Given exercise – Scan the records and identify every line in which the string "true" occurs, then return those lines.

(Data entries)
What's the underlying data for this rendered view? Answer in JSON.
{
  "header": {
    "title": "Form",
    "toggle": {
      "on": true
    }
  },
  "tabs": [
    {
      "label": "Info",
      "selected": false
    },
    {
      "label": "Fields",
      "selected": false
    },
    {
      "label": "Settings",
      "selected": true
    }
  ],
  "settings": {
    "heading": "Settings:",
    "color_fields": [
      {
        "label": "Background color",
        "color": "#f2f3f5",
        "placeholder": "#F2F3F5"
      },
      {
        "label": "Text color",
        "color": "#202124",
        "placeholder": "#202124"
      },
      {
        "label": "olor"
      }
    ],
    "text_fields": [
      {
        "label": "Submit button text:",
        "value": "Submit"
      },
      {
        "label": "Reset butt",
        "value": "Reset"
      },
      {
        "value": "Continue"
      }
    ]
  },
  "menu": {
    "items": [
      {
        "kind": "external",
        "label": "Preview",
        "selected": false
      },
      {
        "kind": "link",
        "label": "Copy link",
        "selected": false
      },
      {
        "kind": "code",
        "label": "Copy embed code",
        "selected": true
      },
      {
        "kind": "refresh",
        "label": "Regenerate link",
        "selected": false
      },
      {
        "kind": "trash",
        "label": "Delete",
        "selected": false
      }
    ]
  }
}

Result for this task –
      "on": true
      "selected": true
        "selected": true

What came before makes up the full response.